## Exercise details
Identify the lines that contain the word "Spielleiterin", then copy them.

## Records for the task
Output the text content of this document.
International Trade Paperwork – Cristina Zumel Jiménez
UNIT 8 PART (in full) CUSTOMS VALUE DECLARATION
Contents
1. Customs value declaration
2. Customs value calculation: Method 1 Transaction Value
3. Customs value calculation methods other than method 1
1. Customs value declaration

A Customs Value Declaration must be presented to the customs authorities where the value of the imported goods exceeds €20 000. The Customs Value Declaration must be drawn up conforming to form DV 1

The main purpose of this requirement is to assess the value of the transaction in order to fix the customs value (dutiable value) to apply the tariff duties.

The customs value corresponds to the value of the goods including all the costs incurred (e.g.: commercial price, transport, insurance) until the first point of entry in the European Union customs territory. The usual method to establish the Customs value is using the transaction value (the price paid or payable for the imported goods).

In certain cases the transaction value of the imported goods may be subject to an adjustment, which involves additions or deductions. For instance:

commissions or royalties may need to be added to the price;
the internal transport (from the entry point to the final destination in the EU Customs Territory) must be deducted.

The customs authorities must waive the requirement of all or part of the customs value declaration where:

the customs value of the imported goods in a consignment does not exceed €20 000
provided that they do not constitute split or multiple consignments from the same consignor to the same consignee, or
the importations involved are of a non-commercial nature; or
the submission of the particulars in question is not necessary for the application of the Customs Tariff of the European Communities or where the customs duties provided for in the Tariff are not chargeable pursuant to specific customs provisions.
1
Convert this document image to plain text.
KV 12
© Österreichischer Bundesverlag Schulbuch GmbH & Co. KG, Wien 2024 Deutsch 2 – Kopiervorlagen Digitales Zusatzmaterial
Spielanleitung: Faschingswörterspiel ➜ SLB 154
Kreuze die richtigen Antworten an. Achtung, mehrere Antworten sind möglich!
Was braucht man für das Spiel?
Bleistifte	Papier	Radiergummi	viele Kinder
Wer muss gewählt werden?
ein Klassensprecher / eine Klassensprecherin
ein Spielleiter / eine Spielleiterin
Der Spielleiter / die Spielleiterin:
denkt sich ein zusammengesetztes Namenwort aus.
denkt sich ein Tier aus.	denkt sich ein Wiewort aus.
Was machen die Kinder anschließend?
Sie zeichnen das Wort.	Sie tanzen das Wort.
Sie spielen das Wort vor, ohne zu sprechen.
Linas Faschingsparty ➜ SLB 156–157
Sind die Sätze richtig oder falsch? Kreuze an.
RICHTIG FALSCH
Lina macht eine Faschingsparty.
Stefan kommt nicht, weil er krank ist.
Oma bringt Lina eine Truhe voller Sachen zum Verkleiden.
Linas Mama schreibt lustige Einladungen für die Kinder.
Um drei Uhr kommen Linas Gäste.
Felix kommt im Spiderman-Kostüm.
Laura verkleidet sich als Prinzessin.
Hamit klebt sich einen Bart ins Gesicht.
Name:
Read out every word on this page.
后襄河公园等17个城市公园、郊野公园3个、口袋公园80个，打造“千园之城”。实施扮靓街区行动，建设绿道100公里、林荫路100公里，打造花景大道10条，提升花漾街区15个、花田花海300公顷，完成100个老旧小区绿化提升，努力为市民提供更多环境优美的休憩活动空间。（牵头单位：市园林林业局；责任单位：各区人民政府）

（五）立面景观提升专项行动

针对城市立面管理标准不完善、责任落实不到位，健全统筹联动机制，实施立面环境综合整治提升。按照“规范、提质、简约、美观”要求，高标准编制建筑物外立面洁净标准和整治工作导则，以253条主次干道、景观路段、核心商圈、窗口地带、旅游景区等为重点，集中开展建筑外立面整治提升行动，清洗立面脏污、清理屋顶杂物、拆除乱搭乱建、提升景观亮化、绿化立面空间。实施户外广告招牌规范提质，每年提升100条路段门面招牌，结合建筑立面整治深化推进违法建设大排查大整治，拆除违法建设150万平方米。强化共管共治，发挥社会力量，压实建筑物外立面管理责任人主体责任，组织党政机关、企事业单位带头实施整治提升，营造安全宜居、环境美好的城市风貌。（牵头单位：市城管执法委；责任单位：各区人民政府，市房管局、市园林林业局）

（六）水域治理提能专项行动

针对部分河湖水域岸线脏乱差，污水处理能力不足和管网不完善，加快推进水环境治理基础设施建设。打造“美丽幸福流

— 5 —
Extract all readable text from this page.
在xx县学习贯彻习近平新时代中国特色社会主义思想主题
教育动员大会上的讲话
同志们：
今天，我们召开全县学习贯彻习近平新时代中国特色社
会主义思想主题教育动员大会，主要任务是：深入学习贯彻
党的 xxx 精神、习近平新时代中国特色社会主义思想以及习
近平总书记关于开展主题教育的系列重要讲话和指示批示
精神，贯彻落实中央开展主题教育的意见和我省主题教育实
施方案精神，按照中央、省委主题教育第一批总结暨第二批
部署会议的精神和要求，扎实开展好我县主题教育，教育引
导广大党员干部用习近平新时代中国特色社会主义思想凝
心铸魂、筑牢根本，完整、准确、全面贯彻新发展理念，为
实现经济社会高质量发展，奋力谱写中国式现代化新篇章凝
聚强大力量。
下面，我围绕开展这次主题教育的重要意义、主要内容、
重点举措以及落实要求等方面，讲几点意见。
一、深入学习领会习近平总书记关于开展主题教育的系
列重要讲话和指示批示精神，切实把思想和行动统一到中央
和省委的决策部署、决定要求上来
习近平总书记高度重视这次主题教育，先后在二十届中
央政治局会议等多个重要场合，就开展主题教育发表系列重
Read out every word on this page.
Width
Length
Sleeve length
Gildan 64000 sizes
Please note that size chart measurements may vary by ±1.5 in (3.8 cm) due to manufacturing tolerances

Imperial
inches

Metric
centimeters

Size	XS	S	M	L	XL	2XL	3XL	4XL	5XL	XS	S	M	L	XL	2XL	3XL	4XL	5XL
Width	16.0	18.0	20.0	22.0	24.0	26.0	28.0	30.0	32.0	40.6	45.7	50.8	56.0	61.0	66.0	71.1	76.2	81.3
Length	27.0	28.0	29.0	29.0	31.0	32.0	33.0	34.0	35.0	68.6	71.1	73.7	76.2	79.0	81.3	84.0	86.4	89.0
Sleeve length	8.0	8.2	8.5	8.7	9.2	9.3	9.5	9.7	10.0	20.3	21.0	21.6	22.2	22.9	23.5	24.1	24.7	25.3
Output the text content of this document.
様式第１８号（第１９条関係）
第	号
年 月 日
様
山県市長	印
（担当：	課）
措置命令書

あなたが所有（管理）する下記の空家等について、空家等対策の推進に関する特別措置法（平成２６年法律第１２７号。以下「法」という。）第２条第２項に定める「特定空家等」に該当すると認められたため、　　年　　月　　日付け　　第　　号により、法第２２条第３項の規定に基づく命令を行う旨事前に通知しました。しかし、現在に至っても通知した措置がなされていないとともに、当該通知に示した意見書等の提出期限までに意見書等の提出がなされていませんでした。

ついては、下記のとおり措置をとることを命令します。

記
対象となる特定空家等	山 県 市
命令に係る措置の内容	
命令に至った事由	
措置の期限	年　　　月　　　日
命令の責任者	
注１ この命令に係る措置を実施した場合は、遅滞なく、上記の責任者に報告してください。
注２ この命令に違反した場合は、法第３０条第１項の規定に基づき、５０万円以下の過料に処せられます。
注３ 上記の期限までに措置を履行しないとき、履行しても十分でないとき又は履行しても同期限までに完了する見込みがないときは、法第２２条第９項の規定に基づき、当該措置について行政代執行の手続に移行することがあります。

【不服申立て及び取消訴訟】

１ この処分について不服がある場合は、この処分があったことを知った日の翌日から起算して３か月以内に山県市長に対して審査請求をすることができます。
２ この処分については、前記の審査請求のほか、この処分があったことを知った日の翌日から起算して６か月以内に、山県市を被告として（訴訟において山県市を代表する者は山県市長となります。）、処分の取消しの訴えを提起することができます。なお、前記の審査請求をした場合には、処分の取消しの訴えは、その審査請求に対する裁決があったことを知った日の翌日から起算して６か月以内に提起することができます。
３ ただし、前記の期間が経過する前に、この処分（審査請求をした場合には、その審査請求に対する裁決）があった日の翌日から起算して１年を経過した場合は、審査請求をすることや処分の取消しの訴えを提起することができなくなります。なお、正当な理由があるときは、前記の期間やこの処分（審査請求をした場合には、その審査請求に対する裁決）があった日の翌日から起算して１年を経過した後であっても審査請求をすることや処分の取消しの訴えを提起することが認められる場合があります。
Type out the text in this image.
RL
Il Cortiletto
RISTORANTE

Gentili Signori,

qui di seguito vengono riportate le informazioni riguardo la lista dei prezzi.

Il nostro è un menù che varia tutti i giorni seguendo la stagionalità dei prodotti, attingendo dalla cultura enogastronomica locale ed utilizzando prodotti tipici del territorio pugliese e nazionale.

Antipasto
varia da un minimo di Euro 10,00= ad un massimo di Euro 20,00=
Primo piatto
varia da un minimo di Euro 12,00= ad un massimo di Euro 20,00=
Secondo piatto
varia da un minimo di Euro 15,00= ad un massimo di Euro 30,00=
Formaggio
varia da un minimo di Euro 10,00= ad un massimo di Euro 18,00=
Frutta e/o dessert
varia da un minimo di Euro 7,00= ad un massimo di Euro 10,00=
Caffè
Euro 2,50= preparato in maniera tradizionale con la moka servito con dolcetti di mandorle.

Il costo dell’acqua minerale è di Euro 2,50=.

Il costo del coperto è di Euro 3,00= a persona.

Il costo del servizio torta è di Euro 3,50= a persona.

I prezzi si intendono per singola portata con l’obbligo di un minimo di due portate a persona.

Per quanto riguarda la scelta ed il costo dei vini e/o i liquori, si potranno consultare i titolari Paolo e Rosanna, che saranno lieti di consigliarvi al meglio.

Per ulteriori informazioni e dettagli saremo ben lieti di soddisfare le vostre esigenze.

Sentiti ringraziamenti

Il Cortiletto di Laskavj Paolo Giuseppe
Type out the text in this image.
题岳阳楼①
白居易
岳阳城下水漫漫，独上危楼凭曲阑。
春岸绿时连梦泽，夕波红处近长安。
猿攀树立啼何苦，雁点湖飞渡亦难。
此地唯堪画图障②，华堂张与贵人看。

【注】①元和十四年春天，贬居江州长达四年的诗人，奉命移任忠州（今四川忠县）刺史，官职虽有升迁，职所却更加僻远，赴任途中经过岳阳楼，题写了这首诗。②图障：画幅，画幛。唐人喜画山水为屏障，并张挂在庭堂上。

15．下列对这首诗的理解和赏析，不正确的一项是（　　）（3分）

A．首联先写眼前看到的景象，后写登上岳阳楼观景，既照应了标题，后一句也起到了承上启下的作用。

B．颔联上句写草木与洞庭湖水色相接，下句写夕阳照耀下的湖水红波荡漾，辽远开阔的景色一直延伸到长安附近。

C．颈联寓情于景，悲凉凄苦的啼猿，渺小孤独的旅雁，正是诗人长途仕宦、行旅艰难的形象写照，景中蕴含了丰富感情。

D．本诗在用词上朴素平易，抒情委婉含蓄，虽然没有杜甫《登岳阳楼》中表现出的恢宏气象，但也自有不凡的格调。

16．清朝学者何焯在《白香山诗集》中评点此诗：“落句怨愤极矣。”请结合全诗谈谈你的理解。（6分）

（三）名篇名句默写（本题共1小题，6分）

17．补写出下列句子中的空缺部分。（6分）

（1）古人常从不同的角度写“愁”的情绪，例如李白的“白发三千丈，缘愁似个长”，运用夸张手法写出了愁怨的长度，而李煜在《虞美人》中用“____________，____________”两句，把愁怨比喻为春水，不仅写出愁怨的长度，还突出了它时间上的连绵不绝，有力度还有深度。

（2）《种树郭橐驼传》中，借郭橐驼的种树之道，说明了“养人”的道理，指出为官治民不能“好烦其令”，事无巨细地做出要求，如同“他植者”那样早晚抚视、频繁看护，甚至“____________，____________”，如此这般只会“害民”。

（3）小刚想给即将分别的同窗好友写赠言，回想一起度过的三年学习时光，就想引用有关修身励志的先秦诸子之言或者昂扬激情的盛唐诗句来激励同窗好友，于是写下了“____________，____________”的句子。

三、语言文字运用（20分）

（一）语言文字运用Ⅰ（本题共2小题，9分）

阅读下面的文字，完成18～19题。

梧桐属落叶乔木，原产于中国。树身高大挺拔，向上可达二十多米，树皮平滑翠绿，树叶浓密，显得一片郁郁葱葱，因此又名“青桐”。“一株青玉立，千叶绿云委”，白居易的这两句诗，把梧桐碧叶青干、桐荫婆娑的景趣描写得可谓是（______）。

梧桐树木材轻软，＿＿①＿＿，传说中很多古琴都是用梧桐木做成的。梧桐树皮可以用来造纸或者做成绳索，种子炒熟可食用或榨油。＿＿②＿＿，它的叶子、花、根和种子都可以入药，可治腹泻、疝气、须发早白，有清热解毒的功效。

## Correct answer
ein Spielleiter / eine Spielleiterin
Der Spielleiter / die Spielleiterin:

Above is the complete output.